▸ **GOAL**:
Reproduce the listing exactly and skip over any pictures.

Stored data:
** begin **

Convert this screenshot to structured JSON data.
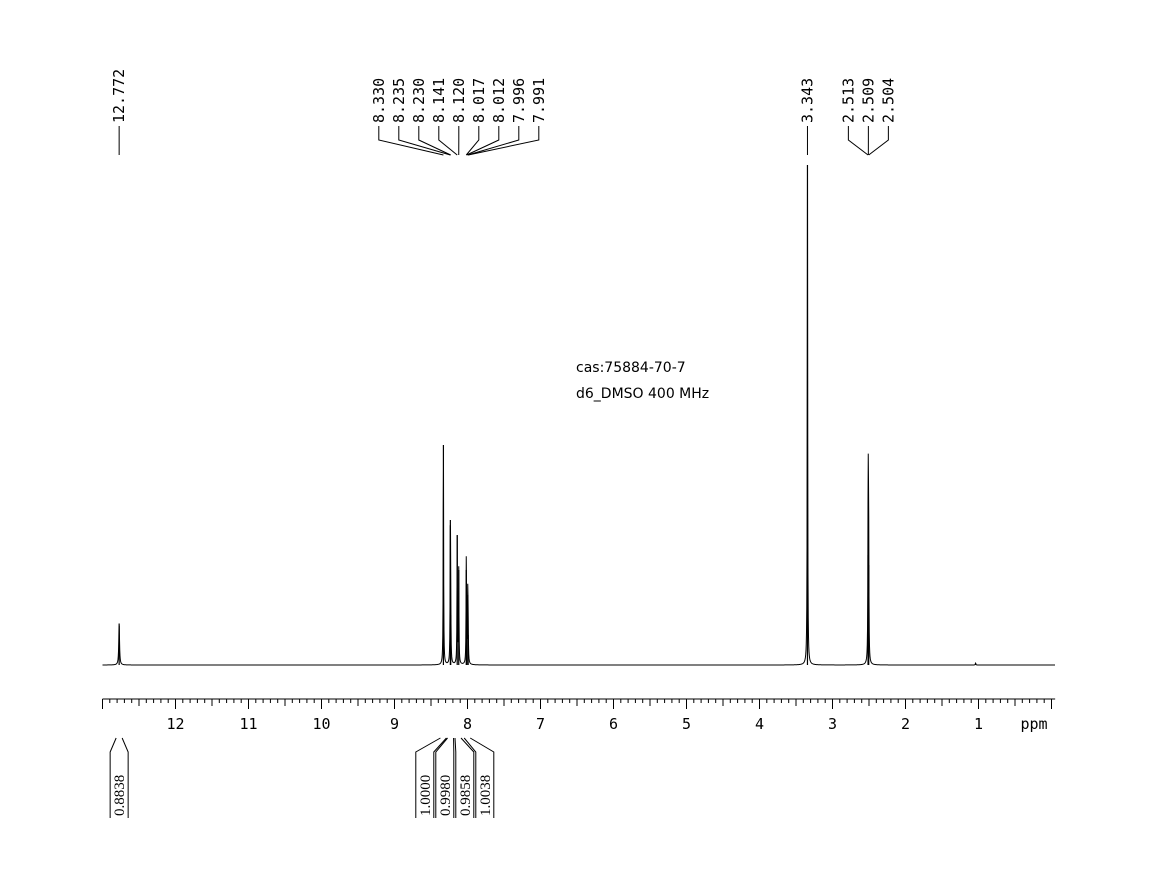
{
  "annotation": {
    "line1": "cas:75884-70-7",
    "line2": "d6_DMSO  400 MHz"
  },
  "chart_data": {
    "type": "line",
    "title": "",
    "xlabel": "ppm",
    "ylabel": "",
    "x_reversed": true,
    "xlim": [
      -0.05,
      13.0
    ],
    "ylim": [
      0,
      1.0
    ],
    "grid": false,
    "x_ticks": [
      12,
      11,
      10,
      9,
      8,
      7,
      6,
      5,
      4,
      3,
      2,
      1
    ],
    "x_tick_labels": [
      "12",
      "11",
      "10",
      "9",
      "8",
      "7",
      "6",
      "5",
      "4",
      "3",
      "2",
      "1"
    ],
    "peaks": [
      {
        "ppm": 12.772,
        "height": 0.083
      },
      {
        "ppm": 8.33,
        "height": 0.44
      },
      {
        "ppm": 8.235,
        "height": 0.29
      },
      {
        "ppm": 8.23,
        "height": 0.1
      },
      {
        "ppm": 8.141,
        "height": 0.26
      },
      {
        "ppm": 8.12,
        "height": 0.19
      },
      {
        "ppm": 8.017,
        "height": 0.19
      },
      {
        "ppm": 8.012,
        "height": 0.07
      },
      {
        "ppm": 7.996,
        "height": 0.14
      },
      {
        "ppm": 7.991,
        "height": 0.06
      },
      {
        "ppm": 3.343,
        "height": 1.0
      },
      {
        "ppm": 2.513,
        "height": 0.22
      },
      {
        "ppm": 2.509,
        "height": 0.27
      },
      {
        "ppm": 2.504,
        "height": 0.2
      },
      {
        "ppm": 1.04,
        "height": 0.004
      }
    ],
    "peak_labels": [
      {
        "group": "a",
        "ppm": 12.772,
        "text": "12.772"
      },
      {
        "group": "b",
        "ppm": 8.33,
        "text": "8.330"
      },
      {
        "group": "b",
        "ppm": 8.235,
        "text": "8.235"
      },
      {
        "group": "b",
        "ppm": 8.23,
        "text": "8.230"
      },
      {
        "group": "b",
        "ppm": 8.141,
        "text": "8.141"
      },
      {
        "group": "b",
        "ppm": 8.12,
        "text": "8.120"
      },
      {
        "group": "b",
        "ppm": 8.017,
        "text": "8.017"
      },
      {
        "group": "b",
        "ppm": 8.012,
        "text": "8.012"
      },
      {
        "group": "b",
        "ppm": 7.996,
        "text": "7.996"
      },
      {
        "group": "b",
        "ppm": 7.991,
        "text": "7.991"
      },
      {
        "group": "c",
        "ppm": 3.343,
        "text": "3.343"
      },
      {
        "group": "d",
        "ppm": 2.513,
        "text": "2.513"
      },
      {
        "group": "d",
        "ppm": 2.509,
        "text": "2.509"
      },
      {
        "group": "d",
        "ppm": 2.504,
        "text": "2.504"
      }
    ],
    "integrals": [
      {
        "ppm": 12.772,
        "value": "0.8838"
      },
      {
        "ppm": 8.33,
        "value": "1.0000"
      },
      {
        "ppm": 8.232,
        "value": "0.9980"
      },
      {
        "ppm": 8.13,
        "value": "0.9858"
      },
      {
        "ppm": 8.004,
        "value": "1.0038"
      }
    ]
  }
}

** end **

▸ **ANSWER**:
Convert this screenshot to structured JSON data.
{
  "annotation": {
    "line1": "cas:75884-70-7",
    "line2": "d6_DMSO  400 MHz"
  },
  "chart_data": {
    "type": "line",
    "title": "",
    "xlabel": "ppm",
    "ylabel": "",
    "x_reversed": true,
    "xlim": [
      -0.05,
      13.0
    ],
    "ylim": [
      0,
      1.0
    ],
    "grid": false,
    "x_ticks": [
      12,
      11,
      10,
      9,
      8,
      7,
      6,
      5,
      4,
      3,
      2,
      1
    ],
    "x_tick_labels": [
      "12",
      "11",
      "10",
      "9",
      "8",
      "7",
      "6",
      "5",
      "4",
      "3",
      "2",
      "1"
    ],
    "peaks": [
      {
        "ppm": 12.772,
        "height": 0.083
      },
      {
        "ppm": 8.33,
        "height": 0.44
      },
      {
        "ppm": 8.235,
        "height": 0.29
      },
      {
        "ppm": 8.23,
        "height": 0.1
      },
      {
        "ppm": 8.141,
        "height": 0.26
      },
      {
        "ppm": 8.12,
        "height": 0.19
      },
      {
        "ppm": 8.017,
        "height": 0.19
      },
      {
        "ppm": 8.012,
        "height": 0.07
      },
      {
        "ppm": 7.996,
        "height": 0.14
      },
      {
        "ppm": 7.991,
        "height": 0.06
      },
      {
        "ppm": 3.343,
        "height": 1.0
      },
      {
        "ppm": 2.513,
        "height": 0.22
      },
      {
        "ppm": 2.509,
        "height": 0.27
      },
      {
        "ppm": 2.504,
        "height": 0.2
      },
      {
        "ppm": 1.04,
        "height": 0.004
      }
    ],
    "peak_labels": [
      {
        "group": "a",
        "ppm": 12.772,
        "text": "12.772"
      },
      {
        "group": "b",
        "ppm": 8.33,
        "text": "8.330"
      },
      {
        "group": "b",
        "ppm": 8.235,
        "text": "8.235"
      },
      {
        "group": "b",
        "ppm": 8.23,
        "text": "8.230"
      },
      {
        "group": "b",
        "ppm": 8.141,
        "text": "8.141"
      },
      {
        "group": "b",
        "ppm": 8.12,
        "text": "8.120"
      },
      {
        "group": "b",
        "ppm": 8.017,
        "text": "8.017"
      },
      {
        "group": "b",
        "ppm": 8.012,
        "text": "8.012"
      },
      {
        "group": "b",
        "ppm": 7.996,
        "text": "7.996"
      },
      {
        "group": "b",
        "ppm": 7.991,
        "text": "7.991"
      },
      {
        "group": "c",
        "ppm": 3.343,
        "text": "3.343"
      },
      {
        "group": "d",
        "ppm": 2.513,
        "text": "2.513"
      },
      {
        "group": "d",
        "ppm": 2.509,
        "text": "2.509"
      },
      {
        "group": "d",
        "ppm": 2.504,
        "text": "2.504"
      }
    ],
    "integrals": [
      {
        "ppm": 12.772,
        "value": "0.8838"
      },
      {
        "ppm": 8.33,
        "value": "1.0000"
      },
      {
        "ppm": 8.232,
        "value": "0.9980"
      },
      {
        "ppm": 8.13,
        "value": "0.9858"
      },
      {
        "ppm": 8.004,
        "value": "1.0038"
      }
    ]
  }
}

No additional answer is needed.